[Begin MATERIAL PROVIDED]

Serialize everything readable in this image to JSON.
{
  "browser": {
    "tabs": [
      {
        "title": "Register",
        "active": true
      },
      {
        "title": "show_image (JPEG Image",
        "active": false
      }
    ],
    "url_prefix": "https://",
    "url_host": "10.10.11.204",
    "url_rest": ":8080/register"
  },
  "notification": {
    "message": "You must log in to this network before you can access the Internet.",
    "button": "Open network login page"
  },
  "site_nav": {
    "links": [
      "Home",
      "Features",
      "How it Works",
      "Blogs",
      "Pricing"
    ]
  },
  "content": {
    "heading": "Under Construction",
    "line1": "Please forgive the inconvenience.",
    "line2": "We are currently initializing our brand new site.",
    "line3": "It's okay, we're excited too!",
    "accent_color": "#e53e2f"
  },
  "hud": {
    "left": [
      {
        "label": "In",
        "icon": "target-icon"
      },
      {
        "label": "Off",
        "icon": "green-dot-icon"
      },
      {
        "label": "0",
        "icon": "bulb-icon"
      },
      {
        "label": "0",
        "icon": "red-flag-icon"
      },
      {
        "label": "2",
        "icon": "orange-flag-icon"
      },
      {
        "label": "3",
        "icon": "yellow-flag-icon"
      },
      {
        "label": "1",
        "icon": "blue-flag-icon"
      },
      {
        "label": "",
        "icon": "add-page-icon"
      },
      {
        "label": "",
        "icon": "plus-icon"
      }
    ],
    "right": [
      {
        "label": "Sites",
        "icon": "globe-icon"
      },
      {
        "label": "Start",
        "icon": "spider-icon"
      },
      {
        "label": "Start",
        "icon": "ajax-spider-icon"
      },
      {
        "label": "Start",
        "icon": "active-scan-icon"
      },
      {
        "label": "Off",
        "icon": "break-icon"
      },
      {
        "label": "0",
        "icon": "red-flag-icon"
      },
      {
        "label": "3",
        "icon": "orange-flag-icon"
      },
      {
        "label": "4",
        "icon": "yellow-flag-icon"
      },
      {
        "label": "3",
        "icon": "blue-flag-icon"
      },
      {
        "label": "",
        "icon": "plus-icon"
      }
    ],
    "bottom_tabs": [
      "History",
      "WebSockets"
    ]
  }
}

[End MATERIAL PROVIDED]

- [YOUR OBJECTIVE]:
Write out all of the records above exactly as they appear.

- [EXERCISE SOLUTION]:
Serialize everything readable in this image to JSON.
{
  "browser": {
    "tabs": [
      {
        "title": "Register",
        "active": true
      },
      {
        "title": "show_image (JPEG Image",
        "active": false
      }
    ],
    "url_prefix": "https://",
    "url_host": "10.10.11.204",
    "url_rest": ":8080/register"
  },
  "notification": {
    "message": "You must log in to this network before you can access the Internet.",
    "button": "Open network login page"
  },
  "site_nav": {
    "links": [
      "Home",
      "Features",
      "How it Works",
      "Blogs",
      "Pricing"
    ]
  },
  "content": {
    "heading": "Under Construction",
    "line1": "Please forgive the inconvenience.",
    "line2": "We are currently initializing our brand new site.",
    "line3": "It's okay, we're excited too!",
    "accent_color": "#e53e2f"
  },
  "hud": {
    "left": [
      {
        "label": "In",
        "icon": "target-icon"
      },
      {
        "label": "Off",
        "icon": "green-dot-icon"
      },
      {
        "label": "0",
        "icon": "bulb-icon"
      },
      {
        "label": "0",
        "icon": "red-flag-icon"
      },
      {
        "label": "2",
        "icon": "orange-flag-icon"
      },
      {
        "label": "3",
        "icon": "yellow-flag-icon"
      },
      {
        "label": "1",
        "icon": "blue-flag-icon"
      },
      {
        "label": "",
        "icon": "add-page-icon"
      },
      {
        "label": "",
        "icon": "plus-icon"
      }
    ],
    "right": [
      {
        "label": "Sites",
        "icon": "globe-icon"
      },
      {
        "label": "Start",
        "icon": "spider-icon"
      },
      {
        "label": "Start",
        "icon": "ajax-spider-icon"
      },
      {
        "label": "Start",
        "icon": "active-scan-icon"
      },
      {
        "label": "Off",
        "icon": "break-icon"
      },
      {
        "label": "0",
        "icon": "red-flag-icon"
      },
      {
        "label": "3",
        "icon": "orange-flag-icon"
      },
      {
        "label": "4",
        "icon": "yellow-flag-icon"
      },
      {
        "label": "3",
        "icon": "blue-flag-icon"
      },
      {
        "label": "",
        "icon": "plus-icon"
      }
    ],
    "bottom_tabs": [
      "History",
      "WebSockets"
    ]
  }
}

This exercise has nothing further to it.